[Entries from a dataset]
====================

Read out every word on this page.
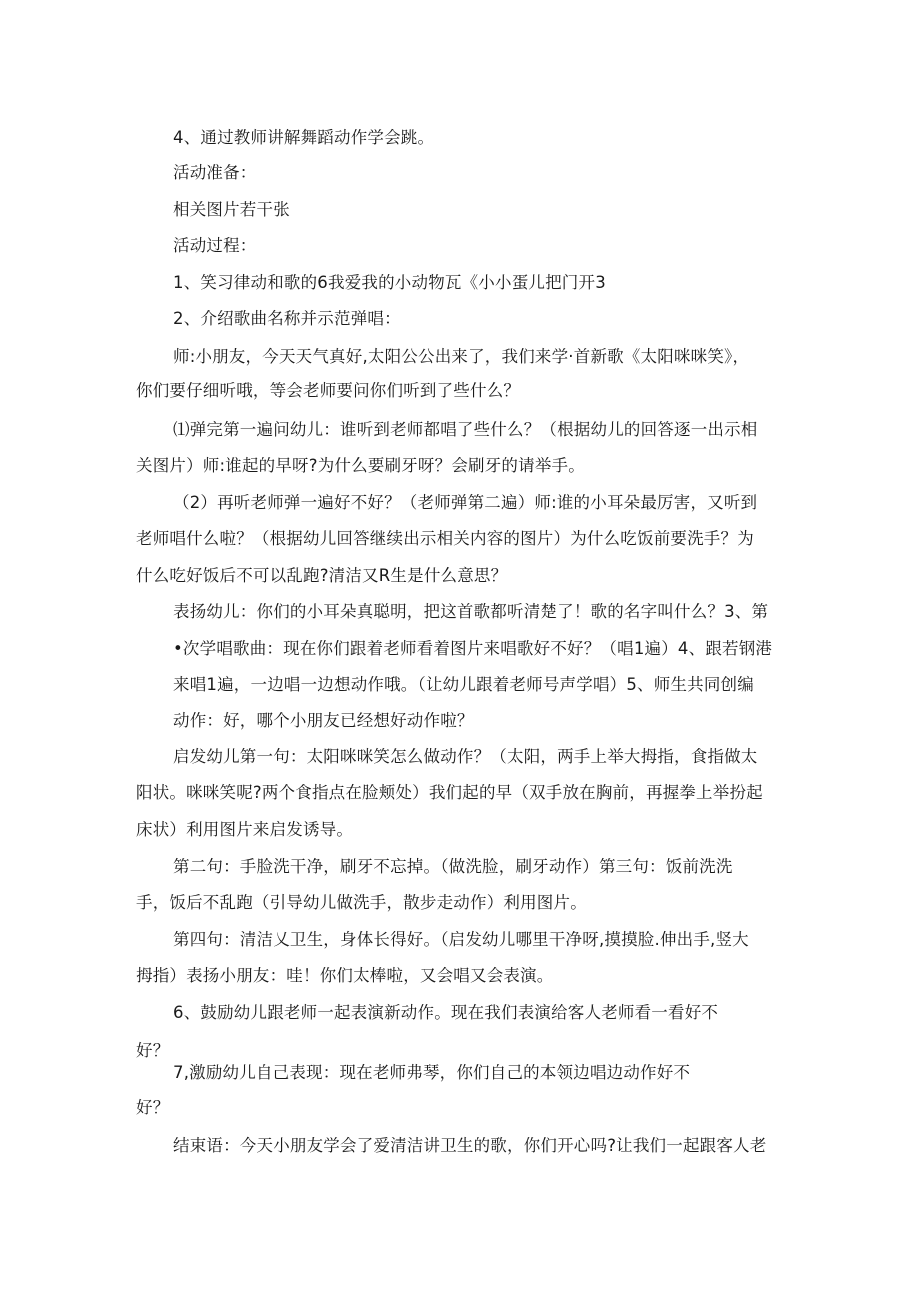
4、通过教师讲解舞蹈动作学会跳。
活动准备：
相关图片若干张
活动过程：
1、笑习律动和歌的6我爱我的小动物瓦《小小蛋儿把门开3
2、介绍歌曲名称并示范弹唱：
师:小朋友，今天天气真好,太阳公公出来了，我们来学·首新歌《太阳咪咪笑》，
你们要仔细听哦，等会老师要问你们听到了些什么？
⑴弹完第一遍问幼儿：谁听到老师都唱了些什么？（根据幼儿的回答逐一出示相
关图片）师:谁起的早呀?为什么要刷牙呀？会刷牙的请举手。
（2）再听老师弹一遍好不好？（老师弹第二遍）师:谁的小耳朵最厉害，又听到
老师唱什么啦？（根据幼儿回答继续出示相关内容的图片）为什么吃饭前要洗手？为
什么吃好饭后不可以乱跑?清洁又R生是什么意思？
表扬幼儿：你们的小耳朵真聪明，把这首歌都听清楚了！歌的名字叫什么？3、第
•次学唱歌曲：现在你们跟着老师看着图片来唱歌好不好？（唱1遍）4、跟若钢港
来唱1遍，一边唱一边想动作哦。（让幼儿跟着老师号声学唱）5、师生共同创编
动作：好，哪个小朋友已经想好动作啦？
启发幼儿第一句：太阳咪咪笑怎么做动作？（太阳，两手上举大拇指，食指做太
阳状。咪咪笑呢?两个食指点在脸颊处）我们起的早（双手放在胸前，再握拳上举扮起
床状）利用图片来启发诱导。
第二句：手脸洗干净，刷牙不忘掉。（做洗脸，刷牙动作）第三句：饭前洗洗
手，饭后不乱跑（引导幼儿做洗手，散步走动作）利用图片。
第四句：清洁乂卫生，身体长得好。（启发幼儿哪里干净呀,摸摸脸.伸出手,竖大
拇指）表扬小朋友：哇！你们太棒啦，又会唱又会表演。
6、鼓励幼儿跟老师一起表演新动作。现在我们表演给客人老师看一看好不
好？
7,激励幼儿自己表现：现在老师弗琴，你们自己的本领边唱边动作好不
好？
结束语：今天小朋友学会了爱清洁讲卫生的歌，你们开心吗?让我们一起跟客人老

====================

Your goal =>
The records above must be printed exactly; the pictures stay out.

Response for this exercise =>
Read out every word on this page.
4、通过教师讲解舞蹈动作学会跳。
活动准备：
相关图片若干张
活动过程：
1、笑习律动和歌的6我爱我的小动物瓦《小小蛋儿把门开3
2、介绍歌曲名称并示范弹唱：
师:小朋友，今天天气真好,太阳公公出来了，我们来学·首新歌《太阳咪咪笑》，
你们要仔细听哦，等会老师要问你们听到了些什么？
⑴弹完第一遍问幼儿：谁听到老师都唱了些什么？（根据幼儿的回答逐一出示相
关图片）师:谁起的早呀?为什么要刷牙呀？会刷牙的请举手。
（2）再听老师弹一遍好不好？（老师弹第二遍）师:谁的小耳朵最厉害，又听到
老师唱什么啦？（根据幼儿回答继续出示相关内容的图片）为什么吃饭前要洗手？为
什么吃好饭后不可以乱跑?清洁又R生是什么意思？
表扬幼儿：你们的小耳朵真聪明，把这首歌都听清楚了！歌的名字叫什么？3、第
•次学唱歌曲：现在你们跟着老师看着图片来唱歌好不好？（唱1遍）4、跟若钢港
来唱1遍，一边唱一边想动作哦。（让幼儿跟着老师号声学唱）5、师生共同创编
动作：好，哪个小朋友已经想好动作啦？
启发幼儿第一句：太阳咪咪笑怎么做动作？（太阳，两手上举大拇指，食指做太
阳状。咪咪笑呢?两个食指点在脸颊处）我们起的早（双手放在胸前，再握拳上举扮起
床状）利用图片来启发诱导。
第二句：手脸洗干净，刷牙不忘掉。（做洗脸，刷牙动作）第三句：饭前洗洗
手，饭后不乱跑（引导幼儿做洗手，散步走动作）利用图片。
第四句：清洁乂卫生，身体长得好。（启发幼儿哪里干净呀,摸摸脸.伸出手,竖大
拇指）表扬小朋友：哇！你们太棒啦，又会唱又会表演。
6、鼓励幼儿跟老师一起表演新动作。现在我们表演给客人老师看一看好不
好？
7,激励幼儿自己表现：现在老师弗琴，你们自己的本领边唱边动作好不
好？
结束语：今天小朋友学会了爱清洁讲卫生的歌，你们开心吗?让我们一起跟客人老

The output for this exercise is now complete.